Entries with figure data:

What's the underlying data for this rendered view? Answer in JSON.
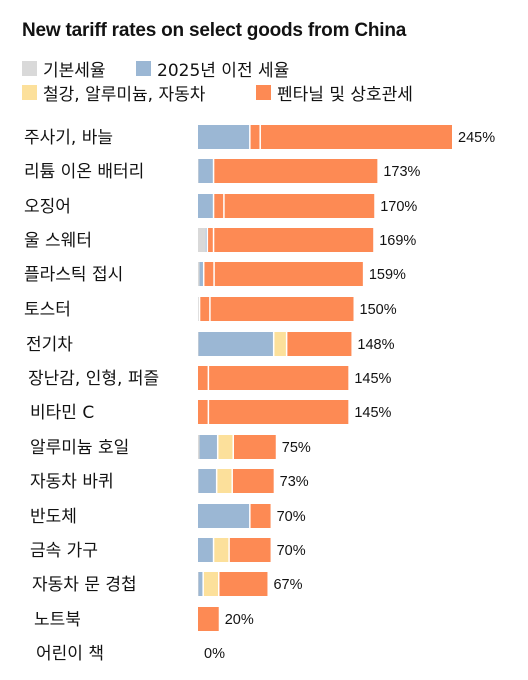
{
  "chart_data": {
    "type": "bar",
    "orientation": "horizontal",
    "stacked": true,
    "title": "New tariff rates on select goods from China",
    "categories": [
      "주사기, 바늘",
      "리튬 이온 배터리",
      "오징어",
      "울 스웨터",
      "플라스틱 접시",
      "토스터",
      "전기차",
      "장난감, 인형, 퍼즐",
      "비타민 C",
      "알루미늄 호일",
      "자동차 바퀴",
      "반도체",
      "금속 가구",
      "자동차 문 경첩",
      "노트북",
      "어린이 책"
    ],
    "totals": [
      "245%",
      "173%",
      "170%",
      "169%",
      "159%",
      "150%",
      "148%",
      "145%",
      "145%",
      "75%",
      "73%",
      "70%",
      "70%",
      "67%",
      "20%",
      "0%"
    ],
    "series": [
      {
        "name": "기본세율",
        "color": "#d9d9d9",
        "values": [
          0,
          0.5,
          0,
          7.5,
          1.5,
          1.5,
          0.5,
          0,
          0,
          1.5,
          0.5,
          0,
          0,
          0.5,
          0,
          0
        ]
      },
      {
        "name": "2025년 이전 세율",
        "color": "#9bb7d4",
        "values": [
          50,
          15,
          15,
          1.5,
          4,
          0,
          72.5,
          0,
          0,
          17.5,
          17.5,
          50,
          15,
          4.5,
          0,
          0
        ]
      },
      {
        "name": "철강, 알루미늄, 자동차",
        "color": "#fce09b",
        "values": [
          0,
          0,
          0,
          0,
          0,
          0,
          12.5,
          0,
          0,
          15,
          15,
          0,
          15,
          15,
          0,
          0
        ]
      },
      {
        "name": "펜타닐 및 상호관세",
        "color": "#fd8a54",
        "values": [
          195,
          157.5,
          155,
          160,
          153.5,
          148.5,
          62.5,
          145,
          145,
          41,
          40,
          20,
          40,
          47,
          20,
          0
        ]
      }
    ],
    "segment_dividers": [
      [
        50,
        60
      ],
      [
        15
      ],
      [
        15,
        25
      ],
      [
        9,
        15
      ],
      [
        5.5,
        15.5
      ],
      [
        1.5,
        11.5
      ],
      [
        73,
        85.5
      ],
      [
        10
      ],
      [
        10
      ],
      [
        19,
        34
      ],
      [
        18,
        33
      ],
      [
        50
      ],
      [
        15,
        30
      ],
      [
        5,
        20
      ],
      [],
      []
    ],
    "xlim": [
      0,
      245
    ]
  }
}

TASK GOAL: Print the records word for word and exclude any picture they hold.

FINAL ANSWER:
What's the underlying data for this rendered view? Answer in JSON.
{
  "chart_data": {
    "type": "bar",
    "orientation": "horizontal",
    "stacked": true,
    "title": "New tariff rates on select goods from China",
    "categories": [
      "주사기, 바늘",
      "리튬 이온 배터리",
      "오징어",
      "울 스웨터",
      "플라스틱 접시",
      "토스터",
      "전기차",
      "장난감, 인형, 퍼즐",
      "비타민 C",
      "알루미늄 호일",
      "자동차 바퀴",
      "반도체",
      "금속 가구",
      "자동차 문 경첩",
      "노트북",
      "어린이 책"
    ],
    "totals": [
      "245%",
      "173%",
      "170%",
      "169%",
      "159%",
      "150%",
      "148%",
      "145%",
      "145%",
      "75%",
      "73%",
      "70%",
      "70%",
      "67%",
      "20%",
      "0%"
    ],
    "series": [
      {
        "name": "기본세율",
        "color": "#d9d9d9",
        "values": [
          0,
          0.5,
          0,
          7.5,
          1.5,
          1.5,
          0.5,
          0,
          0,
          1.5,
          0.5,
          0,
          0,
          0.5,
          0,
          0
        ]
      },
      {
        "name": "2025년 이전 세율",
        "color": "#9bb7d4",
        "values": [
          50,
          15,
          15,
          1.5,
          4,
          0,
          72.5,
          0,
          0,
          17.5,
          17.5,
          50,
          15,
          4.5,
          0,
          0
        ]
      },
      {
        "name": "철강, 알루미늄, 자동차",
        "color": "#fce09b",
        "values": [
          0,
          0,
          0,
          0,
          0,
          0,
          12.5,
          0,
          0,
          15,
          15,
          0,
          15,
          15,
          0,
          0
        ]
      },
      {
        "name": "펜타닐 및 상호관세",
        "color": "#fd8a54",
        "values": [
          195,
          157.5,
          155,
          160,
          153.5,
          148.5,
          62.5,
          145,
          145,
          41,
          40,
          20,
          40,
          47,
          20,
          0
        ]
      }
    ],
    "segment_dividers": [
      [
        50,
        60
      ],
      [
        15
      ],
      [
        15,
        25
      ],
      [
        9,
        15
      ],
      [
        5.5,
        15.5
      ],
      [
        1.5,
        11.5
      ],
      [
        73,
        85.5
      ],
      [
        10
      ],
      [
        10
      ],
      [
        19,
        34
      ],
      [
        18,
        33
      ],
      [
        50
      ],
      [
        15,
        30
      ],
      [
        5,
        20
      ],
      [],
      []
    ],
    "xlim": [
      0,
      245
    ]
  }
}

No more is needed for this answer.